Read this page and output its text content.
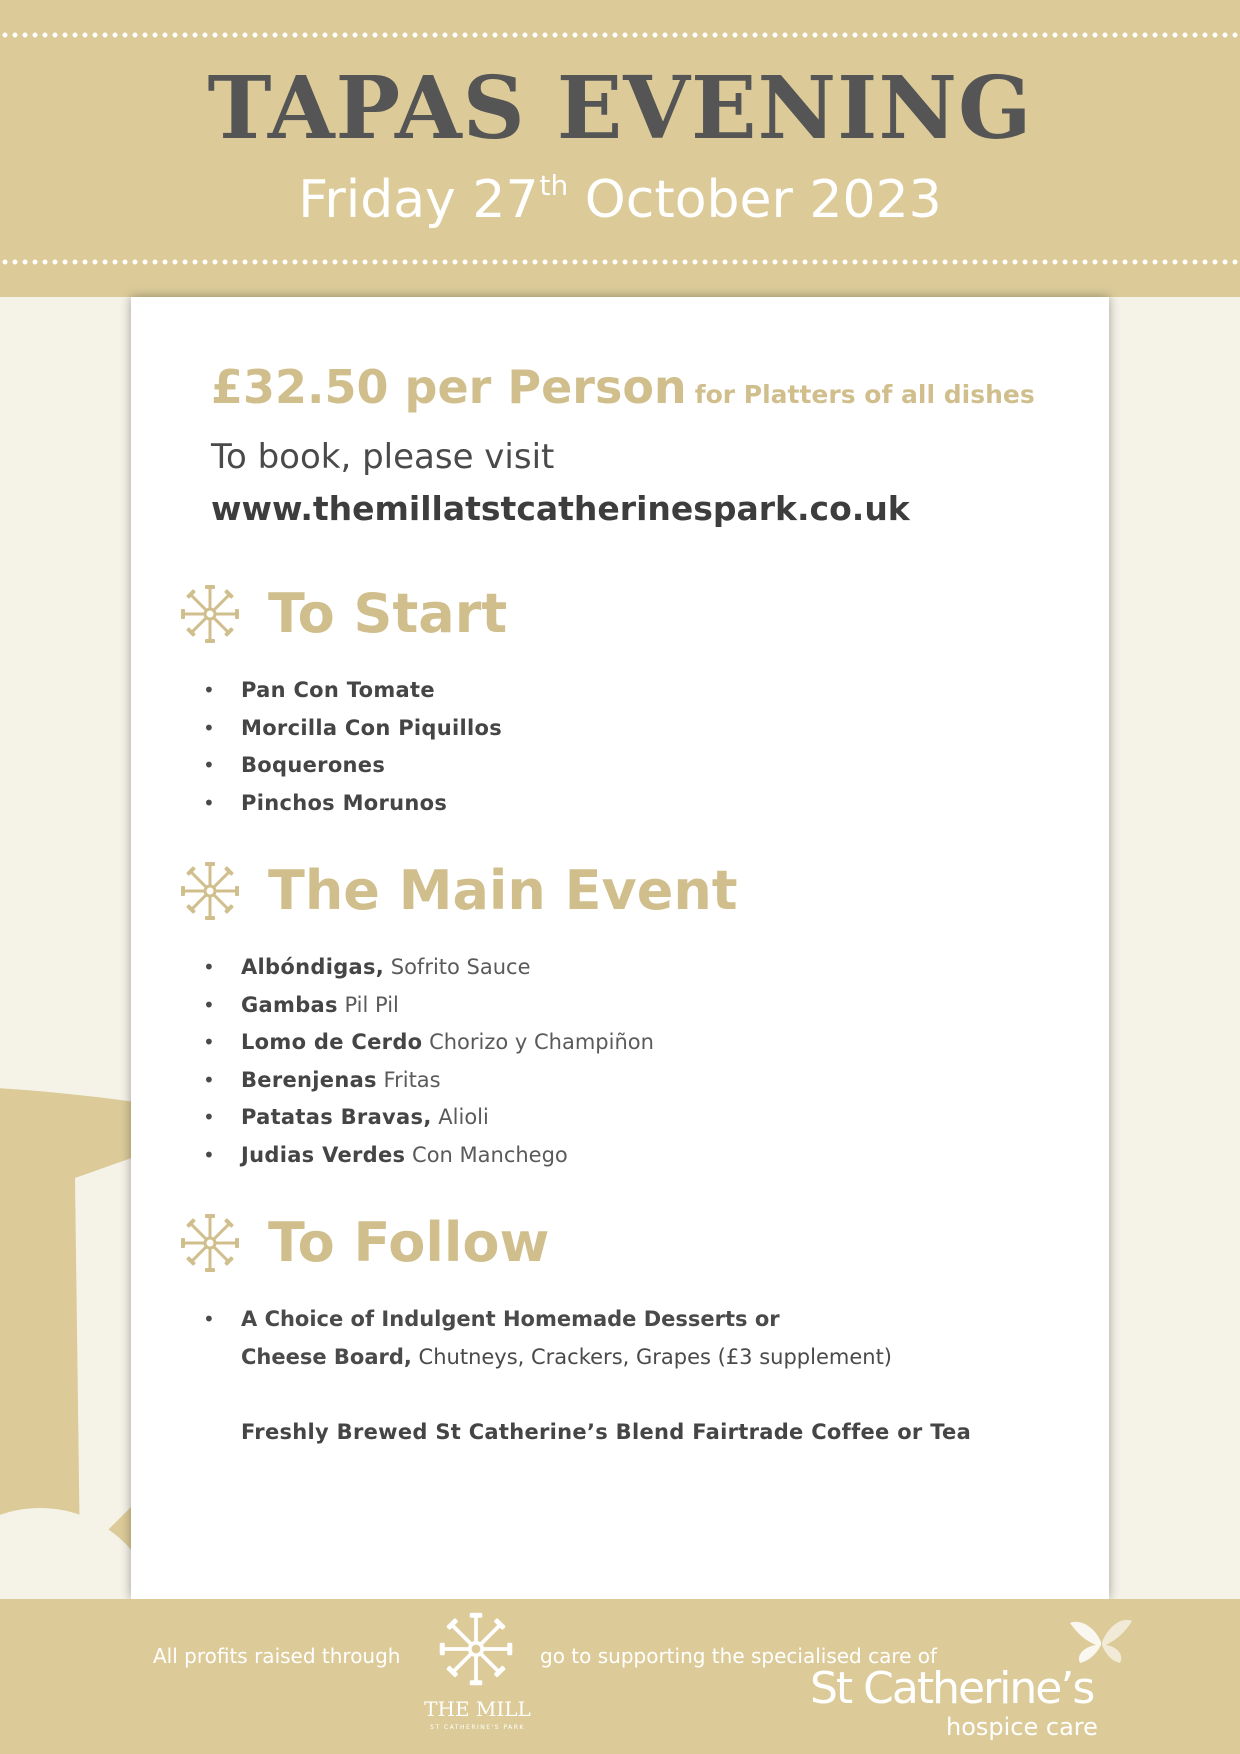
TAPAS EVENING
Friday 27th October 2023
£32.50 per Person for Platters of all dishes
To book, please visit
www.themillatstcatherinespark.co.uk
To Start
• Pan Con Tomate
• Morcilla Con Piquillos
• Boquerones
• Pinchos Morunos
The Main Event
• Albóndigas, Sofrito Sauce
• Gambas Pil Pil
• Lomo de Cerdo Chorizo y Champiñon
• Berenjenas Fritas
• Patatas Bravas, Alioli
• Judias Verdes Con Manchego
To Follow
• A Choice of Indulgent Homemade Desserts or
Cheese Board, Chutneys, Crackers, Grapes (£3 supplement)
Freshly Brewed St Catherine’s Blend Fairtrade Coffee or Tea
All profits raised through
THE MILL
ST CATHERINE'S PARK
go to supporting the specialised care of
St Catherine’s
hospice care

══════════════════════════════

WHAT IS ASKED
Return the full material word for word. Do not include the pictures.

FINISHED EXERCISE
Read this page and output its text content.
TAPAS EVENING
Friday 27th October 2023
£32.50 per Person for Platters of all dishes
To book, please visit
www.themillatstcatherinespark.co.uk
To Start
• Pan Con Tomate
• Morcilla Con Piquillos
• Boquerones
• Pinchos Morunos
The Main Event
• Albóndigas, Sofrito Sauce
• Gambas Pil Pil
• Lomo de Cerdo Chorizo y Champiñon
• Berenjenas Fritas
• Patatas Bravas, Alioli
• Judias Verdes Con Manchego
To Follow
• A Choice of Indulgent Homemade Desserts or
Cheese Board, Chutneys, Crackers, Grapes (£3 supplement)
Freshly Brewed St Catherine’s Blend Fairtrade Coffee or Tea
All profits raised through
THE MILL
ST CATHERINE'S PARK
go to supporting the specialised care of
St Catherine’s
hospice care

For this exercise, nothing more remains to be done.